### Exercise objective
Would you return the complete listing below word for word?

Items from a data source:

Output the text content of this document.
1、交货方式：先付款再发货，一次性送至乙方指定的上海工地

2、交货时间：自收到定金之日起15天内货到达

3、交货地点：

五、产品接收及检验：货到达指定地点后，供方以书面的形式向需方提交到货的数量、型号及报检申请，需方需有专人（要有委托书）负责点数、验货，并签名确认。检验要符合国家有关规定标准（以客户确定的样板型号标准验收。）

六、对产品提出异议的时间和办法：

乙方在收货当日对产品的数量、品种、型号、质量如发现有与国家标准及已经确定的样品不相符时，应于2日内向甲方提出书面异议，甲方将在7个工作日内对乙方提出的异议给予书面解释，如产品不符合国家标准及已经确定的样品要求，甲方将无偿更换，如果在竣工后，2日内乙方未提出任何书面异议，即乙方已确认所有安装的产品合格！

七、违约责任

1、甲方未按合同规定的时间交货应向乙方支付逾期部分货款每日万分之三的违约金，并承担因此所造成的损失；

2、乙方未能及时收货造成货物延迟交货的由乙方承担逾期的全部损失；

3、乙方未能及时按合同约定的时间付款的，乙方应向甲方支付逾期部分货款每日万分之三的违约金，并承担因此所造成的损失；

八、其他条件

### Result of this task
Output the text content of this document.
1、交货方式：先付款再发货，一次性送至乙方指定的上海工地

2、交货时间：自收到定金之日起15天内货到达

3、交货地点：

五、产品接收及检验：货到达指定地点后，供方以书面的形式向需方提交到货的数量、型号及报检申请，需方需有专人（要有委托书）负责点数、验货，并签名确认。检验要符合国家有关规定标准（以客户确定的样板型号标准验收。）

六、对产品提出异议的时间和办法：

乙方在收货当日对产品的数量、品种、型号、质量如发现有与国家标准及已经确定的样品不相符时，应于2日内向甲方提出书面异议，甲方将在7个工作日内对乙方提出的异议给予书面解释，如产品不符合国家标准及已经确定的样品要求，甲方将无偿更换，如果在竣工后，2日内乙方未提出任何书面异议，即乙方已确认所有安装的产品合格！

七、违约责任

1、甲方未按合同规定的时间交货应向乙方支付逾期部分货款每日万分之三的违约金，并承担因此所造成的损失；

2、乙方未能及时收货造成货物延迟交货的由乙方承担逾期的全部损失；

3、乙方未能及时按合同约定的时间付款的，乙方应向甲方支付逾期部分货款每日万分之三的违约金，并承担因此所造成的损失；

八、其他条件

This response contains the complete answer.